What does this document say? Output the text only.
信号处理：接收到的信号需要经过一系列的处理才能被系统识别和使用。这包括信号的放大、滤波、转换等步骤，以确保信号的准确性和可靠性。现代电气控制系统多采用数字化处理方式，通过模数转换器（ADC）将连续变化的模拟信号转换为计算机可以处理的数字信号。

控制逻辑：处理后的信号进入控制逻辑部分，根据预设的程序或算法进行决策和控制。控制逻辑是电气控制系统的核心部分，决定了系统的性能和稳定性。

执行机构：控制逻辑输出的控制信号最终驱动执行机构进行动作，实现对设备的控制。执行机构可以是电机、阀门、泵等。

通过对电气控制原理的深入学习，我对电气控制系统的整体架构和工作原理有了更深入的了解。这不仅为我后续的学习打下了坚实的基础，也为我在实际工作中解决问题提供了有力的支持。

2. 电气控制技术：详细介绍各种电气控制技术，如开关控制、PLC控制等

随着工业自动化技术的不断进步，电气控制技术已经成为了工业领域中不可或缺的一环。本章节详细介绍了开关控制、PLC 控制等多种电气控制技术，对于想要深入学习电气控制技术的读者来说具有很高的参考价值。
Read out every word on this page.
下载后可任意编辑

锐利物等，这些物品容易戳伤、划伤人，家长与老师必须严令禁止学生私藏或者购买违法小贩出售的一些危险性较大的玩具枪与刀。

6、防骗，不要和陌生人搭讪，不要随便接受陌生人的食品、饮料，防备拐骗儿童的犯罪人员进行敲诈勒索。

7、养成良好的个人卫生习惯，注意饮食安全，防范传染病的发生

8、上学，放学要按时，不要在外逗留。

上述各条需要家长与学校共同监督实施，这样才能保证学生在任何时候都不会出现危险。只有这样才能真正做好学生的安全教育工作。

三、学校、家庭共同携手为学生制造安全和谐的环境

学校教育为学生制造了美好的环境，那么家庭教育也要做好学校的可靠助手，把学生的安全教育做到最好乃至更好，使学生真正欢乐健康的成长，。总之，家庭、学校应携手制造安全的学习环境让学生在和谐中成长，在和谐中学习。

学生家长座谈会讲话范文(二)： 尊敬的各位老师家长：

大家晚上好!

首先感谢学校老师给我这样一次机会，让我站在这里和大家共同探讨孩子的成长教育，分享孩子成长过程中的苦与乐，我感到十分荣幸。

+ + +

Give back, unchanged, every line from the one with "Read out every word on this page." to the end of the entries above.

Read out every word on this page.
下载后可任意编辑

锐利物等，这些物品容易戳伤、划伤人，家长与老师必须严令禁止学生私藏或者购买违法小贩出售的一些危险性较大的玩具枪与刀。

6、防骗，不要和陌生人搭讪，不要随便接受陌生人的食品、饮料，防备拐骗儿童的犯罪人员进行敲诈勒索。

7、养成良好的个人卫生习惯，注意饮食安全，防范传染病的发生

8、上学，放学要按时，不要在外逗留。

上述各条需要家长与学校共同监督实施，这样才能保证学生在任何时候都不会出现危险。只有这样才能真正做好学生的安全教育工作。

三、学校、家庭共同携手为学生制造安全和谐的环境

学校教育为学生制造了美好的环境，那么家庭教育也要做好学校的可靠助手，把学生的安全教育做到最好乃至更好，使学生真正欢乐健康的成长，。总之，家庭、学校应携手制造安全的学习环境让学生在和谐中成长，在和谐中学习。

学生家长座谈会讲话范文(二)： 尊敬的各位老师家长：

大家晚上好!

首先感谢学校老师给我这样一次机会，让我站在这里和大家共同探讨孩子的成长教育，分享孩子成长过程中的苦与乐，我感到十分荣幸。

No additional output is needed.